[Collected data entries]
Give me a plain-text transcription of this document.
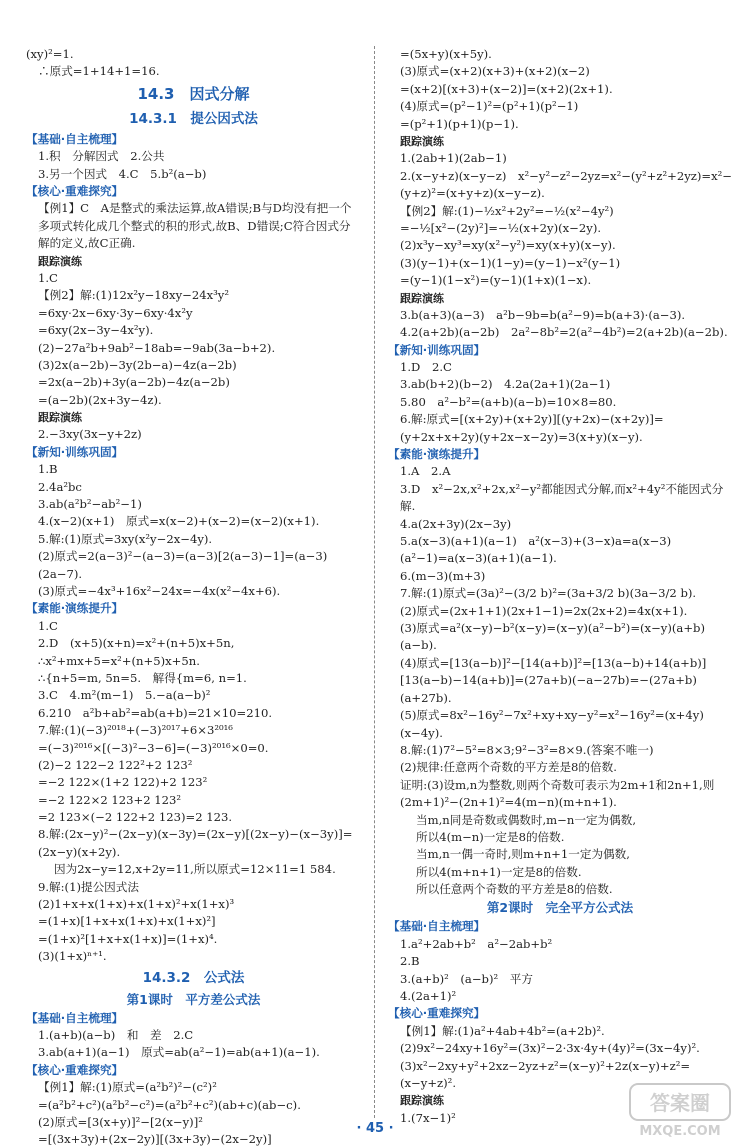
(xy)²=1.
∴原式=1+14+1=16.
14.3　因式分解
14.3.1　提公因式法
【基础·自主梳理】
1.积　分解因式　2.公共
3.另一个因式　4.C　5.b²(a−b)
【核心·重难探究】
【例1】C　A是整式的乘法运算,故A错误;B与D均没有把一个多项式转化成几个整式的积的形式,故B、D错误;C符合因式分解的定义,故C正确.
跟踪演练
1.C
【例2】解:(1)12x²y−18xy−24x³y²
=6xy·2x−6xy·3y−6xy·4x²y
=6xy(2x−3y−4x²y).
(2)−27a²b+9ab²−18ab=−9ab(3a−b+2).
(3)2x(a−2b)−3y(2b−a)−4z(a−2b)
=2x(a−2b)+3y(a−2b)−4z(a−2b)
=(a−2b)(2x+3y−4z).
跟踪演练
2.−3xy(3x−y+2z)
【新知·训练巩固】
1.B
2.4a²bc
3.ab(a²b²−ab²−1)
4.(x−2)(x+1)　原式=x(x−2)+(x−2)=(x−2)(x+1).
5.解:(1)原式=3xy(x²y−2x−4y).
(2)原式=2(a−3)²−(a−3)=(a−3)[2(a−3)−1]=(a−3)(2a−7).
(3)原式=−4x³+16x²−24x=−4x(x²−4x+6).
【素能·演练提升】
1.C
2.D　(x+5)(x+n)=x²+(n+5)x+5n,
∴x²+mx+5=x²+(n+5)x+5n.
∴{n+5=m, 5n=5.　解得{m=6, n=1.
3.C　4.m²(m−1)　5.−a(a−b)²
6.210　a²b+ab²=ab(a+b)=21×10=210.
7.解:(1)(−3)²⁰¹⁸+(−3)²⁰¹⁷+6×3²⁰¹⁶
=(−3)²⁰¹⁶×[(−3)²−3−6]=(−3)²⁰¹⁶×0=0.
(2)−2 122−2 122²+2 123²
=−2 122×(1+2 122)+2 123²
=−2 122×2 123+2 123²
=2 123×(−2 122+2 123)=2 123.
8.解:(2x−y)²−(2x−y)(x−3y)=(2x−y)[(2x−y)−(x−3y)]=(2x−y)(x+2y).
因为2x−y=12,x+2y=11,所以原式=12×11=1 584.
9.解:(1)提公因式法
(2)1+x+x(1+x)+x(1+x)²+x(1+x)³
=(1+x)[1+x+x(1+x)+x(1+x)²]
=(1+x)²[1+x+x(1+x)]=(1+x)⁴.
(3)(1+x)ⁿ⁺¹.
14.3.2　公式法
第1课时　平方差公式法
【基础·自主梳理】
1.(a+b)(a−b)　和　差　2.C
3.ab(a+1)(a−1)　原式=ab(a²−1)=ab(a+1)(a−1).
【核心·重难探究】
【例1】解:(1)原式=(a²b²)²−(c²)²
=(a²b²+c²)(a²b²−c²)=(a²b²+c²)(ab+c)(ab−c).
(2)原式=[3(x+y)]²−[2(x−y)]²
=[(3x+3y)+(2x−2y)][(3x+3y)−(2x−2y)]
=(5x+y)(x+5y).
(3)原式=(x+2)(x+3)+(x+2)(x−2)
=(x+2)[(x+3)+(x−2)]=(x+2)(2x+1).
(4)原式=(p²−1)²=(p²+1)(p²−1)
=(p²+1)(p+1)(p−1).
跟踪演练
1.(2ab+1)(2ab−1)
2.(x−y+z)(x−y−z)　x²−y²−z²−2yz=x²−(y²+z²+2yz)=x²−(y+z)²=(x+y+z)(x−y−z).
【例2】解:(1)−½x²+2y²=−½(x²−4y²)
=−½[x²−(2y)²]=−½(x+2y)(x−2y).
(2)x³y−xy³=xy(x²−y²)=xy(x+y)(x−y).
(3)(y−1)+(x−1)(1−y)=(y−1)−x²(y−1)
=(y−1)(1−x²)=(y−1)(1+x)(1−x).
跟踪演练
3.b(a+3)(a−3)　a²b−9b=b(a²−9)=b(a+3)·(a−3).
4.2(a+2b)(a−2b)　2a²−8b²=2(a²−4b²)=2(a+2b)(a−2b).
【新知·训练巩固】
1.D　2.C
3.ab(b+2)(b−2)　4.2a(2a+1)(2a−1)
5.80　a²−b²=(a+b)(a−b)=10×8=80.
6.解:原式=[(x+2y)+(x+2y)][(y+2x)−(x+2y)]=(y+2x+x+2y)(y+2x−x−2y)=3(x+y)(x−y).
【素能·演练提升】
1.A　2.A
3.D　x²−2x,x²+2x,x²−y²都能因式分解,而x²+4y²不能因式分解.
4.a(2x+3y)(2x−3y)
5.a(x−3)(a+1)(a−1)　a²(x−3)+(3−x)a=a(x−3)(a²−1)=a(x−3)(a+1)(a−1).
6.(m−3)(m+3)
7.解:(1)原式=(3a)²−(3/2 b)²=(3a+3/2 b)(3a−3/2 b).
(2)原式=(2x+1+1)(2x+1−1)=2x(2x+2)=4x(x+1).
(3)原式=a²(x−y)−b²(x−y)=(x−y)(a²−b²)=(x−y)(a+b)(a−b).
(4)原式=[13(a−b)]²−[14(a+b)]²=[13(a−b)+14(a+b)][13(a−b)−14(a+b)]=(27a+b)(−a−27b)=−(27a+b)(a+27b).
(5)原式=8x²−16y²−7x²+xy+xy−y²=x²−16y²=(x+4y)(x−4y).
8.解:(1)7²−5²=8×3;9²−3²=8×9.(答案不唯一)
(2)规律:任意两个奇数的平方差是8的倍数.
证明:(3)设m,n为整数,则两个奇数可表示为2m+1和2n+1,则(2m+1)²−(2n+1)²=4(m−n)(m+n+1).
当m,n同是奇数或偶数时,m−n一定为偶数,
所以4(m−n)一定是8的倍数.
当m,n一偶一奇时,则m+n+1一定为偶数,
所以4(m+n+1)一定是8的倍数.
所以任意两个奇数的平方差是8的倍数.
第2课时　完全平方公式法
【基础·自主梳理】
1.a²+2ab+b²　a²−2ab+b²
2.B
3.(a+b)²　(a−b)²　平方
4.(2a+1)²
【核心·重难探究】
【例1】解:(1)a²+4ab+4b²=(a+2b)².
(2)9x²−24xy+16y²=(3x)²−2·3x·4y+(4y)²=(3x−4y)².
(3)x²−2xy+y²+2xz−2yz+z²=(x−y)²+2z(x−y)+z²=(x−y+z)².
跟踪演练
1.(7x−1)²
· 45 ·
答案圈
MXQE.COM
==
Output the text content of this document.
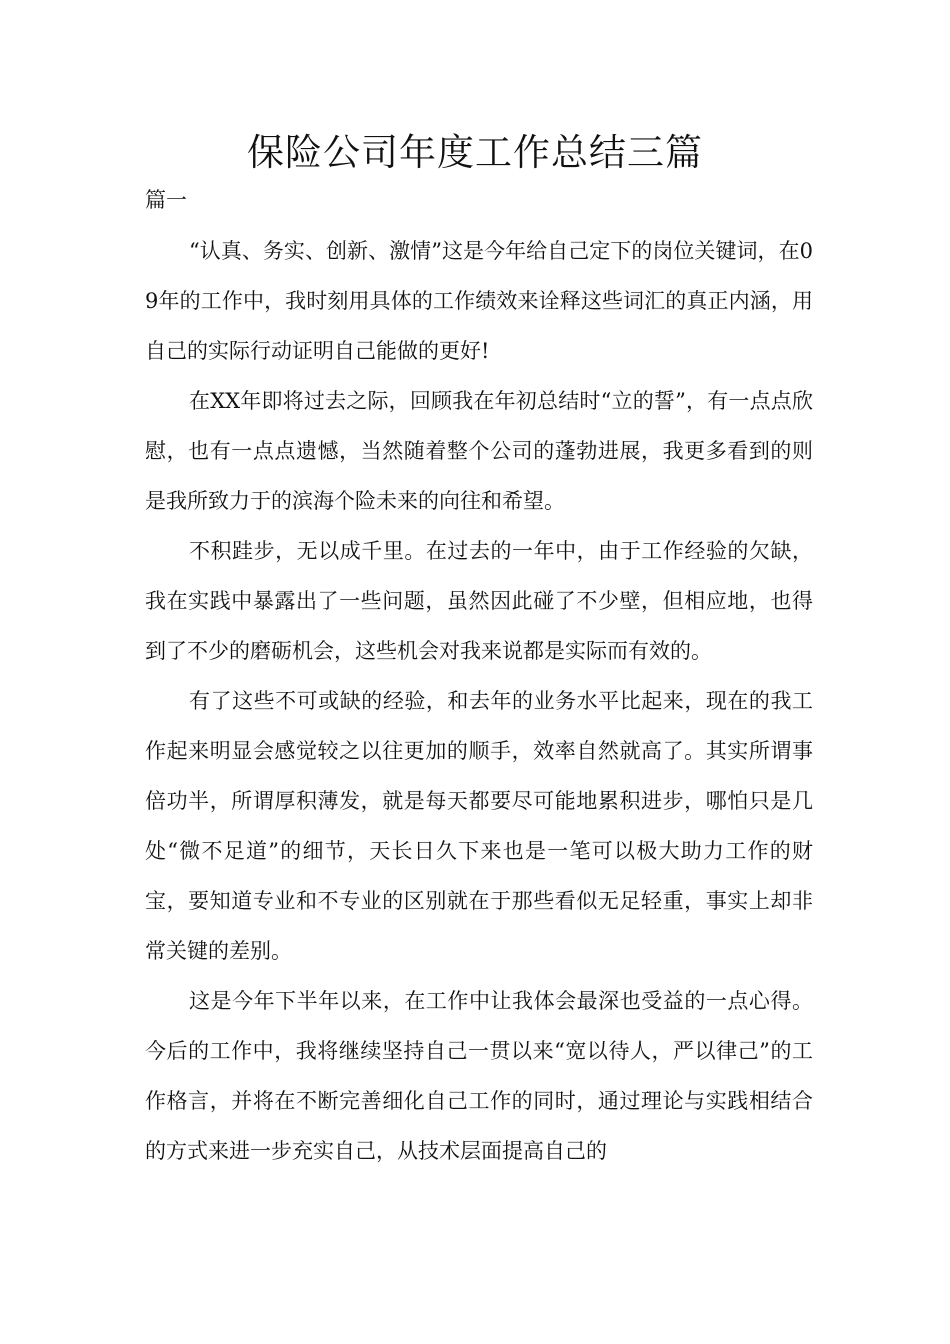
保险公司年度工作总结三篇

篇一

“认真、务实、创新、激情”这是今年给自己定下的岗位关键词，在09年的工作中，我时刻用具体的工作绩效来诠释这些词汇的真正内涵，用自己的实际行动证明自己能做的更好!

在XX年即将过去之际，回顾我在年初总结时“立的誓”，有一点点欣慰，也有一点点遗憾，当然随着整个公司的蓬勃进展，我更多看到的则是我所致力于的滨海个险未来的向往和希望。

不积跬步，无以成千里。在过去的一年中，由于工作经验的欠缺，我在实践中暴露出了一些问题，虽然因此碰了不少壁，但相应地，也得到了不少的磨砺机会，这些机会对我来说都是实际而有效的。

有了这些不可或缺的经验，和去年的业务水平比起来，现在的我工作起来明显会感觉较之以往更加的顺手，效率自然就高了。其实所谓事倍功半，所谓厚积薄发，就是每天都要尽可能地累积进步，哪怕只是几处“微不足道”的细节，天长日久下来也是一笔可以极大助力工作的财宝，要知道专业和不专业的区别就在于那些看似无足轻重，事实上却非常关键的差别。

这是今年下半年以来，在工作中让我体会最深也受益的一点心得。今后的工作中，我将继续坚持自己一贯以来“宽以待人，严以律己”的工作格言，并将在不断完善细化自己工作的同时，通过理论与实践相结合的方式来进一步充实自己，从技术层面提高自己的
==
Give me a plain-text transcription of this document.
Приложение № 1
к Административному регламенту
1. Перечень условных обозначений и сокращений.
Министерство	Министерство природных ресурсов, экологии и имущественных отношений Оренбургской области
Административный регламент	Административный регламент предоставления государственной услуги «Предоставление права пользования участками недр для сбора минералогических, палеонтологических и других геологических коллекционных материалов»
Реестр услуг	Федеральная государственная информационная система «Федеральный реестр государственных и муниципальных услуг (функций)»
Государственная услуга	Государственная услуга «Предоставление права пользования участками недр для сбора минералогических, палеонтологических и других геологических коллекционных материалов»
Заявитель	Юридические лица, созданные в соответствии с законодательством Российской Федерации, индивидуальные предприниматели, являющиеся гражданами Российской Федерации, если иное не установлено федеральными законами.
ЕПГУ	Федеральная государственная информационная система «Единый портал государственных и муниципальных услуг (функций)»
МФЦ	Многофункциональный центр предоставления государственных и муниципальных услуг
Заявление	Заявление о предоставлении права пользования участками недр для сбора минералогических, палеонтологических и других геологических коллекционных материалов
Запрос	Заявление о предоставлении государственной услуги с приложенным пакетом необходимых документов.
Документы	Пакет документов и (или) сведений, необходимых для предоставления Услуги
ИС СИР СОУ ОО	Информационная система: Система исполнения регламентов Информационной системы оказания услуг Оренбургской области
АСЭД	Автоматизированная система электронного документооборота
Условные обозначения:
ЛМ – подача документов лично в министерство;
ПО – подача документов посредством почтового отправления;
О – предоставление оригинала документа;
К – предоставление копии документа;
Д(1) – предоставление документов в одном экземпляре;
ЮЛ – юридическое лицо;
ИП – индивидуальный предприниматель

Set problem: Extract all lines that hold the word "функций".

Expected answer:
Реестр услуг	Федеральная государственная информационная система «Федеральный реестр государственных и муниципальных услуг (функций)»
ЕПГУ	Федеральная государственная информационная система «Единый портал государственных и муниципальных услуг (функций)»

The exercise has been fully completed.